About this exercise.
Each line of the records that holds "provisions" should be shown in full.

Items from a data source
--------------------------------

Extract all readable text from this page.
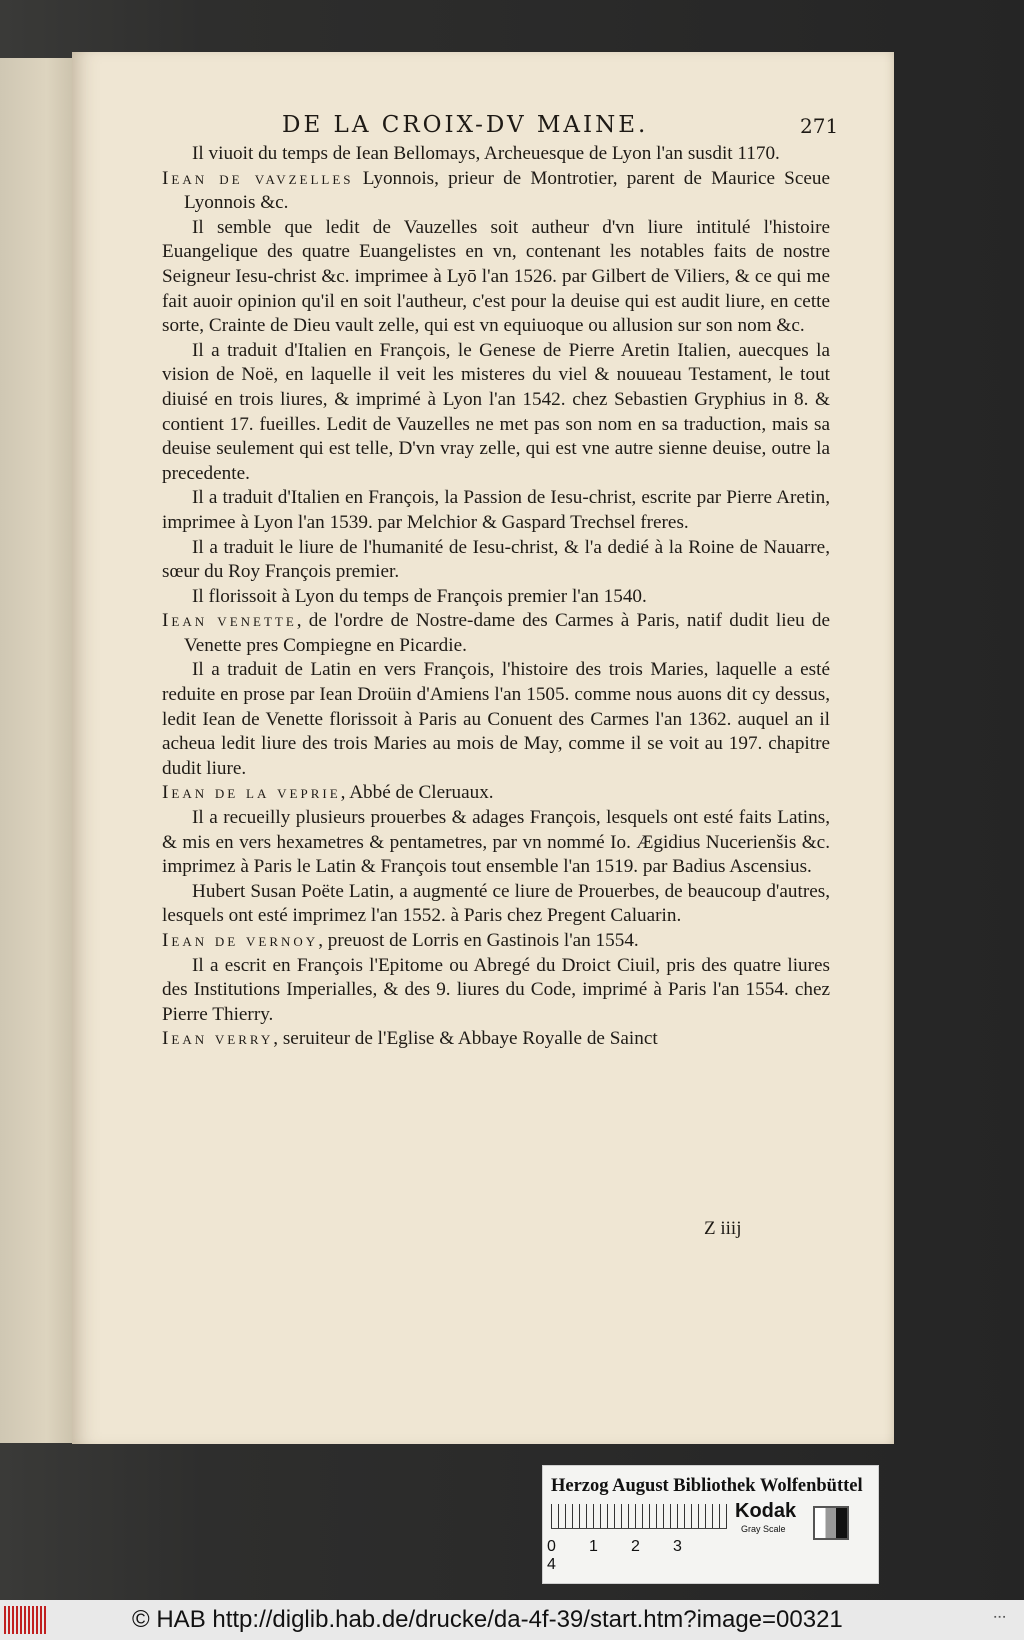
DE LA CROIX-DV MAINE.	271

Il viuoit du temps de Iean Bellomays, Archeuesque de Lyon l'an susdit 1170.

Iean de vavzelles Lyonnois, prieur de Montrotier, parent de Maurice Sceue Lyonnois &c.

Il semble que ledit de Vauzelles soit autheur d'vn liure intitulé l'histoire Euangelique des quatre Euangelistes en vn, contenant les notables faits de nostre Seigneur Iesu-christ &c. imprimee à Lyō l'an 1526. par Gilbert de Viliers, & ce qui me fait auoir opinion qu'il en soit l'autheur, c'est pour la deuise qui est audit liure, en cette sorte, Crainte de Dieu vault zelle, qui est vn equiuoque ou allusion sur son nom &c.

Il a traduit d'Italien en François, le Genese de Pierre Aretin Italien, auecques la vision de Noë, en laquelle il veit les misteres du viel & nouueau Testament, le tout diuisé en trois liures, & imprimé à Lyon l'an 1542. chez Sebastien Gryphius in 8. & contient 17. fueilles. Ledit de Vauzelles ne met pas son nom en sa traduction, mais sa deuise seulement qui est telle, D'vn vray zelle, qui est vne autre sienne deuise, outre la precedente.

Il a traduit d'Italien en François, la Passion de Iesu-christ, escrite par Pierre Aretin, imprimee à Lyon l'an 1539. par Melchior & Gaspard Trechsel freres.

Il a traduit le liure de l'humanité de Iesu-christ, & l'a dedié à la Roine de Nauarre, sœur du Roy François premier.

Il florissoit à Lyon du temps de François premier l'an 1540.

Iean venette, de l'ordre de Nostre-dame des Carmes à Paris, natif dudit lieu de Venette pres Compiegne en Picardie.

Il a traduit de Latin en vers François, l'histoire des trois Maries, laquelle a esté reduite en prose par Iean Droüin d'Amiens l'an 1505. comme nous auons dit cy dessus, ledit Iean de Venette florissoit à Paris au Conuent des Carmes l'an 1362. auquel an il acheua ledit liure des trois Maries au mois de May, comme il se voit au 197. chapitre dudit liure.

Iean de la veprie, Abbé de Cleruaux.

Il a recueilly plusieurs prouerbes & adages François, lesquels ont esté faits Latins, & mis en vers hexametres & pentametres, par vn nommé Io. Ægidius Nucerienšis &c. imprimez à Paris le Latin & François tout ensemble l'an 1519. par Badius Ascensius.

Hubert Susan Poëte Latin, a augmenté ce liure de Prouerbes, de beaucoup d'autres, lesquels ont esté imprimez l'an 1552. à Paris chez Pregent Caluarin.

Iean de vernoy, preuost de Lorris en Gastinois l'an 1554.

Il a escrit en François l'Epitome ou Abregé du Droict Ciuil, pris des quatre liures des Institutions Imperialles, & des 9. liures du Code, imprimé à Paris l'an 1554. chez Pierre Thierry.

Iean verry, seruiteur de l'Eglise & Abbaye Royalle de Sainct

Z iiij
Herzog August Bibliothek Wolfenbüttel
0 1 2 34
Kodak
Gray Scale
© HAB http://diglib.hab.de/drucke/da-4f-39/start.htm?image=00321	▪ ▪ ▪
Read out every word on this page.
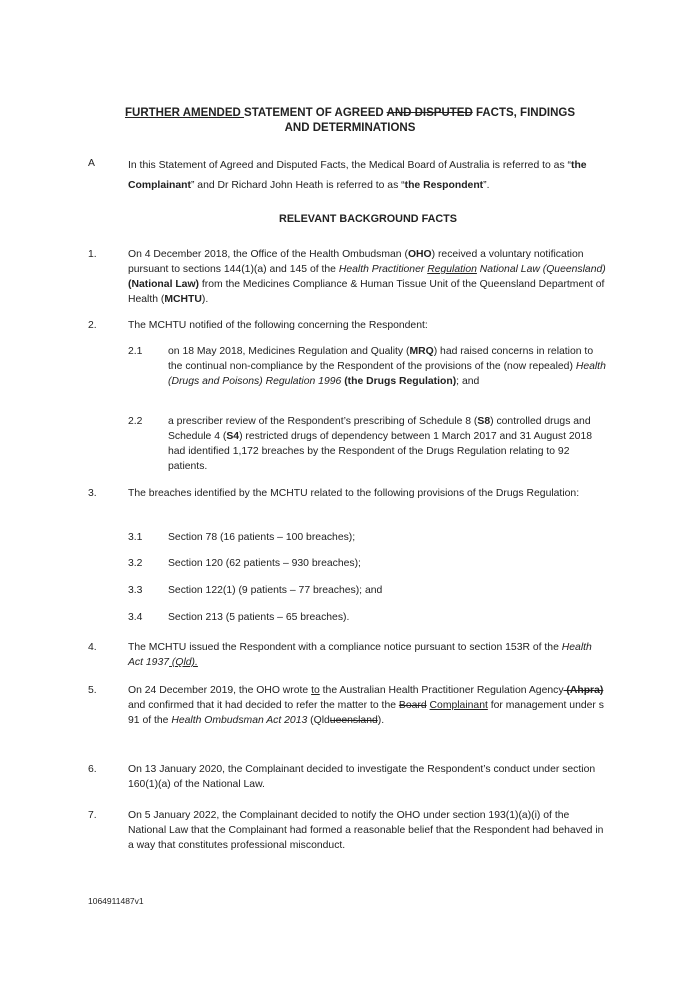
FURTHER AMENDED STATEMENT OF AGREED AND DISPUTED FACTS, FINDINGS
AND DETERMINATIONS
A	In this Statement of Agreed and Disputed Facts, the Medical Board of Australia is referred to as “the Complainant” and Dr Richard John Heath is referred to as “the Respondent”.
RELEVANT BACKGROUND FACTS
1.	On 4 December 2018, the Office of the Health Ombudsman (OHO) received a voluntary notification pursuant to sections 144(1)(a) and 145 of the Health Practitioner Regulation National Law (Queensland) (National Law) from the Medicines Compliance & Human Tissue Unit of the Queensland Department of Health (MCHTU).
2.	The MCHTU notified of the following concerning the Respondent:
2.1	on 18 May 2018, Medicines Regulation and Quality (MRQ) had raised concerns in relation to the continual non-compliance by the Respondent of the provisions of the (now repealed) Health (Drugs and Poisons) Regulation 1996 (the Drugs Regulation); and
2.2	a prescriber review of the Respondent’s prescribing of Schedule 8 (S8) controlled drugs and Schedule 4 (S4) restricted drugs of dependency between 1 March 2017 and 31 August 2018 had identified 1,172 breaches by the Respondent of the Drugs Regulation relating to 92 patients.
3.	The breaches identified by the MCHTU related to the following provisions of the Drugs Regulation:
3.1	Section 78 (16 patients – 100 breaches);
3.2	Section 120 (62 patients – 930 breaches);
3.3	Section 122(1) (9 patients – 77 breaches); and
3.4	Section 213 (5 patients – 65 breaches).
4.	The MCHTU issued the Respondent with a compliance notice pursuant to section 153R of the Health Act 1937 (Qld).
5.	On 24 December 2019, the OHO wrote to the Australian Health Practitioner Regulation Agency (Ahpra) and confirmed that it had decided to refer the matter to the Board Complainant for management under s 91 of the Health Ombudsman Act 2013 (Qldueensland).
6.	On 13 January 2020, the Complainant decided to investigate the Respondent’s conduct under section 160(1)(a) of the National Law.
7.	On 5 January 2022, the Complainant decided to notify the OHO under section 193(1)(a)(i) of the National Law that the Complainant had formed a reasonable belief that the Respondent had behaved in a way that constitutes professional misconduct.
1064911487v1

--------------------------------

Finished task.
2.1	on 18 May 2018, Medicines Regulation and Quality (MRQ) had raised concerns in relation to the continual non-compliance by the Respondent of the provisions of the (now repealed) Health (Drugs and Poisons) Regulation 1996 (the Drugs Regulation); and
3.	The breaches identified by the MCHTU related to the following provisions of the Drugs Regulation:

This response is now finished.